Source excerpt:
Sometimes this works, and when it works it works. The Chronicles of Prydain are incredible novels, classics of children’s literature. But sometimes this doesn’t work, as in “The Wizard in the Tree.”

Maybe it’s just that Alexander doesn’t earn his anvils, the way he earns them in “Prydain.” The characters aren’t as strong and interesting, the world isn’t compelling, the narrative possibilities are textbook-perfect but fall flat. A trope is nicely subverted, as a sleeping wizard proves to be complaining and useless. But when the quotes work best out of context, instead of in context, you know there’s a problem:

“Nothing ends as it does in fairy tales. I did love them so, and I did believe them. I’m sorry they aren’t true.”

“Not true?” cried Arbican. “Of course they’re true! As true as you’ll ever find.”

“But you told me–”

Collected data entries:
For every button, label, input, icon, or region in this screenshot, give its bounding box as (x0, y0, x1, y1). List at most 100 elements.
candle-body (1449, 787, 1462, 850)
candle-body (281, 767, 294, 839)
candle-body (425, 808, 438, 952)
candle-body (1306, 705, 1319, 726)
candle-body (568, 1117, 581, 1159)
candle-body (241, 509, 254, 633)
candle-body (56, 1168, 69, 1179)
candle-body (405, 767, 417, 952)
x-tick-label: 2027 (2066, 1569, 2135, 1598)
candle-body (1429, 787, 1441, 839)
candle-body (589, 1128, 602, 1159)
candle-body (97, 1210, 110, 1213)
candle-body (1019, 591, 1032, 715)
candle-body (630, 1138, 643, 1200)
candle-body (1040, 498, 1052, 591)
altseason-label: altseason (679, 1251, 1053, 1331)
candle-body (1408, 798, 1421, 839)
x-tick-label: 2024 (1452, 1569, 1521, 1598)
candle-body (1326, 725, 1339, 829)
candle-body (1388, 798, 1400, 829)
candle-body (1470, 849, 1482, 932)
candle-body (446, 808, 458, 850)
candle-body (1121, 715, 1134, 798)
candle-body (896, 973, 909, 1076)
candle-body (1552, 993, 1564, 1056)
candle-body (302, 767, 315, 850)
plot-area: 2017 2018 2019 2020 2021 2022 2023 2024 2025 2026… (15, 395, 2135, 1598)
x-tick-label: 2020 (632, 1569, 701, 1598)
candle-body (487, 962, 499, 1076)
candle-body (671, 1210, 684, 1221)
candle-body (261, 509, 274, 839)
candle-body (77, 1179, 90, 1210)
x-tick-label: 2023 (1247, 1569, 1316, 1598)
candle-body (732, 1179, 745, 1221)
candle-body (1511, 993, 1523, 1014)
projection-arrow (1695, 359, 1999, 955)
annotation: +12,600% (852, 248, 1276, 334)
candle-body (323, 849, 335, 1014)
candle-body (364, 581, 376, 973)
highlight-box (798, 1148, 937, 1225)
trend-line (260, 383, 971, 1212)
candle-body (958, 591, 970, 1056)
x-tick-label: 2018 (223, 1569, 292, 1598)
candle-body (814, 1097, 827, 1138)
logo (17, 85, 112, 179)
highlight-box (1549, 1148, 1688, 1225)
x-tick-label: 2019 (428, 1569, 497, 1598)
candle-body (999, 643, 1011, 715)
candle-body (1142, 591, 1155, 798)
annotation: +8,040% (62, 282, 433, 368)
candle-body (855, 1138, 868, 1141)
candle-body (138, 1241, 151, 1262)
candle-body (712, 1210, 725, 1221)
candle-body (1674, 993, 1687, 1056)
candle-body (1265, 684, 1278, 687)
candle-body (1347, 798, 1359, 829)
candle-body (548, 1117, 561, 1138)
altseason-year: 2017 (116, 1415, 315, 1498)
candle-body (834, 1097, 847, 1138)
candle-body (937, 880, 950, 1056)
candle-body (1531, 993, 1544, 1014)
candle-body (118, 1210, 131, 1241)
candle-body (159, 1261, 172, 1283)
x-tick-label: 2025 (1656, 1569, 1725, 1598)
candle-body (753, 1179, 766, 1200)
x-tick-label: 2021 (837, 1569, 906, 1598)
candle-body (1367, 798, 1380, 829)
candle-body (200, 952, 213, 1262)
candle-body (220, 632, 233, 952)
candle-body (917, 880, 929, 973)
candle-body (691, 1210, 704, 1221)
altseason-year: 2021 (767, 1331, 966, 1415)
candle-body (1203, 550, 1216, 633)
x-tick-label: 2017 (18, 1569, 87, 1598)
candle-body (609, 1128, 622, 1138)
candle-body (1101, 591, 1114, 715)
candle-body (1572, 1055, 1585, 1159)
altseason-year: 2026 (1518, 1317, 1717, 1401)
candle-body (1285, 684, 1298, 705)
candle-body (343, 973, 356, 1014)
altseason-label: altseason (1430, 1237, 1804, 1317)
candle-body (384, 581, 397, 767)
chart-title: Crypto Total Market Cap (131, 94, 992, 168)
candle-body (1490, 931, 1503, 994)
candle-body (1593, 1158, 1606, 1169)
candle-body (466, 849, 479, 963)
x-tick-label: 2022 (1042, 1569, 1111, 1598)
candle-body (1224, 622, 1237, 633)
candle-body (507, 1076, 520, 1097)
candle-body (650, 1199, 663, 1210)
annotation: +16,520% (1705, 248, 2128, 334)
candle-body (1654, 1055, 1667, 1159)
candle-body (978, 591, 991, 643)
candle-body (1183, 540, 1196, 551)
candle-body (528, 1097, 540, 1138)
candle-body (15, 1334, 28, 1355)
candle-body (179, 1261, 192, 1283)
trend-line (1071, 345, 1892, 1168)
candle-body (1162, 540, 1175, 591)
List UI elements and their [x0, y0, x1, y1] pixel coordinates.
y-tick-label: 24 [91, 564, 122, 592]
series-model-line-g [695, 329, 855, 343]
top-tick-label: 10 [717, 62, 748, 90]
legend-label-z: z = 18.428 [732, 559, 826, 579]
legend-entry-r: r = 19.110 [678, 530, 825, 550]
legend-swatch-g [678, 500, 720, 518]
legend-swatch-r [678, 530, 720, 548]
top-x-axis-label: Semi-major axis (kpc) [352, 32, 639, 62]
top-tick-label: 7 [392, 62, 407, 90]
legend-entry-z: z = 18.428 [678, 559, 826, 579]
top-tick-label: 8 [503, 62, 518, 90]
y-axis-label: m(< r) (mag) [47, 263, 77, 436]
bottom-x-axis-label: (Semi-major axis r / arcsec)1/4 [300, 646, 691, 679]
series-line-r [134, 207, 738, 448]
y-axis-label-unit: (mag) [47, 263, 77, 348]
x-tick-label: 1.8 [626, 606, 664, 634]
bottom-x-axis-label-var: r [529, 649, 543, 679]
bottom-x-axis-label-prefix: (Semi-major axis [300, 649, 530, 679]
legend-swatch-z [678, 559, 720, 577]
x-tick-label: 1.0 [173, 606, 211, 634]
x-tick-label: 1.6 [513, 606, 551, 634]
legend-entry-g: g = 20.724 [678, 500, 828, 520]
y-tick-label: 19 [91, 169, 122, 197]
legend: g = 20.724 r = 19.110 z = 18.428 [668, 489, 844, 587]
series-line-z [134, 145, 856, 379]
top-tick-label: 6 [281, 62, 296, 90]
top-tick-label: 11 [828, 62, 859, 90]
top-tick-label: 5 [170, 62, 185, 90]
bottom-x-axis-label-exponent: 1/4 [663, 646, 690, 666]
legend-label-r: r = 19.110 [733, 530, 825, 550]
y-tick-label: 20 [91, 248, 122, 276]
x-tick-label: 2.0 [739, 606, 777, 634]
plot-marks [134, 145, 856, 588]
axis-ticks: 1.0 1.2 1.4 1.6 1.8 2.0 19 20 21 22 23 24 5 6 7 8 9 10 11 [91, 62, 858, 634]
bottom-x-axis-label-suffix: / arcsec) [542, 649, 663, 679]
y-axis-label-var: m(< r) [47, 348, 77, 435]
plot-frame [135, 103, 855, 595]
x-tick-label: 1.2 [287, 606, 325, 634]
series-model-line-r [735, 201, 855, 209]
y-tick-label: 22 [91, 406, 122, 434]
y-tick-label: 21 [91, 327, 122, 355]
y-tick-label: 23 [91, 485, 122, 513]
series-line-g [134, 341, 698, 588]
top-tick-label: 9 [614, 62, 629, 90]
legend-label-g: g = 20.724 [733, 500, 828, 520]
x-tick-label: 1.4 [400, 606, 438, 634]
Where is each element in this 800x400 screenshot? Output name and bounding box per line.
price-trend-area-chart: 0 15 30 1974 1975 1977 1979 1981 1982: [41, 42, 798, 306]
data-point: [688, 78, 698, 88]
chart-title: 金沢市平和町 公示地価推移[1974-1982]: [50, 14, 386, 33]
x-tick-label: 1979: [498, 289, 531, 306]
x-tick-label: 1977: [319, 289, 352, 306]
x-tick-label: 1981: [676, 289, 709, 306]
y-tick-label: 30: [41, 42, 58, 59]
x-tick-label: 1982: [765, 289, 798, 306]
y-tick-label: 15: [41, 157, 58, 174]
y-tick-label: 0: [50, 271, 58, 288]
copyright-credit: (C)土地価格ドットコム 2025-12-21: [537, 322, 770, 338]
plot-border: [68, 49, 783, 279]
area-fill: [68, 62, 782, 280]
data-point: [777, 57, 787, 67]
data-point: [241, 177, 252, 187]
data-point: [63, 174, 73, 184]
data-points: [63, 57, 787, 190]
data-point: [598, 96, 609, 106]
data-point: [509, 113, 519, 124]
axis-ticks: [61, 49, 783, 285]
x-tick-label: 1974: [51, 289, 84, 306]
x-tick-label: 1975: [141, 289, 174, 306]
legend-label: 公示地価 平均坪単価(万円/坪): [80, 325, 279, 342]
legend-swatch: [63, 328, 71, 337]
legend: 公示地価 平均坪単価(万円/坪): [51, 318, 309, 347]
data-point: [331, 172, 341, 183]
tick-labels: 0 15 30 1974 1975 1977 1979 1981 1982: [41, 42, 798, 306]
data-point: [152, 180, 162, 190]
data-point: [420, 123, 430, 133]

Written instruction 1:
Answer these questions using the excerpt on "The Wizard in the Tree":
(a) What does the excerpt call The Chronicles of Prydain?
(b) What does the sleeping wizard prove to be?
(c) Who cries "Not true?"
Written instruction 2:
Switch "candle-body" to "candlestick" in the stretch of the records from their start through the line containing "candle-body (1408, 798, 1421, 839)", and write those lines out again with everything else unchanged.

Complete response 1:
(a) Incredible novels, classics of children's literature.
(b) Complaining and useless.
(c) Arbican.

Complete response 2:
For every button, label, input, icon, or region in this screenshot, give its bounding box as (x0, y0, x1, y1). List at most 100 elements.
candlestick (1449, 787, 1462, 850)
candlestick (281, 767, 294, 839)
candlestick (425, 808, 438, 952)
candlestick (1306, 705, 1319, 726)
candlestick (568, 1117, 581, 1159)
candlestick (241, 509, 254, 633)
candlestick (56, 1168, 69, 1179)
candlestick (405, 767, 417, 952)
x-tick-label: 2027 (2066, 1569, 2135, 1598)
candlestick (1429, 787, 1441, 839)
candlestick (589, 1128, 602, 1159)
candlestick (97, 1210, 110, 1213)
candlestick (1019, 591, 1032, 715)
candlestick (630, 1138, 643, 1200)
candlestick (1040, 498, 1052, 591)
altseason-label: altseason (679, 1251, 1053, 1331)
candlestick (1408, 798, 1421, 839)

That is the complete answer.